What is being asked:
Copy each line of the records that contains the word "JSON".

Input records:
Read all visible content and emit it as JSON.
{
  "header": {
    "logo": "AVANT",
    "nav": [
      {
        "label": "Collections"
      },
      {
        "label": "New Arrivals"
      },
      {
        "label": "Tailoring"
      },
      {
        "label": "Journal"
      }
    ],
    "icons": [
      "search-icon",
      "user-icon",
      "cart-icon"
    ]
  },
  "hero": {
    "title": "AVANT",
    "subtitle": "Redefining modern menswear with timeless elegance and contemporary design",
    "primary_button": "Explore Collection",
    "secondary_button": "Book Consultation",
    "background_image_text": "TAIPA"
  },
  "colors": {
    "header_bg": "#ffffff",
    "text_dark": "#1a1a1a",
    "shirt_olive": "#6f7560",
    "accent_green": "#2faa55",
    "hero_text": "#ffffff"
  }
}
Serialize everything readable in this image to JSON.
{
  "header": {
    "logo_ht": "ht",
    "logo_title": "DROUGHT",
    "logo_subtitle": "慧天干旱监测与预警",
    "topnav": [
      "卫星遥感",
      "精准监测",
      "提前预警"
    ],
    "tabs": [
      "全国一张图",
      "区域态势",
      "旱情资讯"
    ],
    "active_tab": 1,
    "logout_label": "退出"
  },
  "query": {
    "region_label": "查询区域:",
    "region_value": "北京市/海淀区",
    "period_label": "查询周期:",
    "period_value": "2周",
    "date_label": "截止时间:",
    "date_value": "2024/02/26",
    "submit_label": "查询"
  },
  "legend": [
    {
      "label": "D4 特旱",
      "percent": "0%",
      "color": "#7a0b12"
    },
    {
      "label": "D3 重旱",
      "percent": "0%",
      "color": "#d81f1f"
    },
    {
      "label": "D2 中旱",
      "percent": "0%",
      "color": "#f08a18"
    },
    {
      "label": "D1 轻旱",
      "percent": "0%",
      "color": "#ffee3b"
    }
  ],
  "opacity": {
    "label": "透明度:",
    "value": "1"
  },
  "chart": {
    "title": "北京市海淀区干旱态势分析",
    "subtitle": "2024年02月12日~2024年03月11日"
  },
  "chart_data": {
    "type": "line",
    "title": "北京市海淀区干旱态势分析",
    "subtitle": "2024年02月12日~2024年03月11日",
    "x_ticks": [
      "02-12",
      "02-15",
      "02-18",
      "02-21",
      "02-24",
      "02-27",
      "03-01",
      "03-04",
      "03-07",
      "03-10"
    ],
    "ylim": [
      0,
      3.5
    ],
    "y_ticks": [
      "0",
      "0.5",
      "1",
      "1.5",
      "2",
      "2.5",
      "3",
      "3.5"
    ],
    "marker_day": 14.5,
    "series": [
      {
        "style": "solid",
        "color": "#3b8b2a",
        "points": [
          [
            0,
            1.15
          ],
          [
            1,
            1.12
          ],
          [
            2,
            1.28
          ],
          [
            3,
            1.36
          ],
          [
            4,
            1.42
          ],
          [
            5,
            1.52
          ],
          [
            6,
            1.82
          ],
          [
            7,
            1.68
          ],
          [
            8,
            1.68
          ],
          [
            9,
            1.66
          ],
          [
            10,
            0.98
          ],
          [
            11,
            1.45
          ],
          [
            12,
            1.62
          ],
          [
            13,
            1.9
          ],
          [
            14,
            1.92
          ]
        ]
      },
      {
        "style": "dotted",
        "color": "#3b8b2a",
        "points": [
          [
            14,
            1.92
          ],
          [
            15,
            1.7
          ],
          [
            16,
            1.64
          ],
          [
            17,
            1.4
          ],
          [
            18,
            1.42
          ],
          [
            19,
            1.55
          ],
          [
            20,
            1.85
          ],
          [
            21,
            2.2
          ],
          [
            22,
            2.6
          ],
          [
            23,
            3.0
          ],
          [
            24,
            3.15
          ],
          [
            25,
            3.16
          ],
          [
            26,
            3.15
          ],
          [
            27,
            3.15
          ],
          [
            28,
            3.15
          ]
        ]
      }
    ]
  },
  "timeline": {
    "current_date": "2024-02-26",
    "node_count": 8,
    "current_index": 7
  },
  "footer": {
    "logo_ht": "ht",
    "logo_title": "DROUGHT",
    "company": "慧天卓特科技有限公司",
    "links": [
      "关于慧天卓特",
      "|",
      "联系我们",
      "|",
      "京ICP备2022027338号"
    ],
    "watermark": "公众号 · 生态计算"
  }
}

Response for this exercise:
Read all visible content and emit it as JSON.
Serialize everything readable in this image to JSON.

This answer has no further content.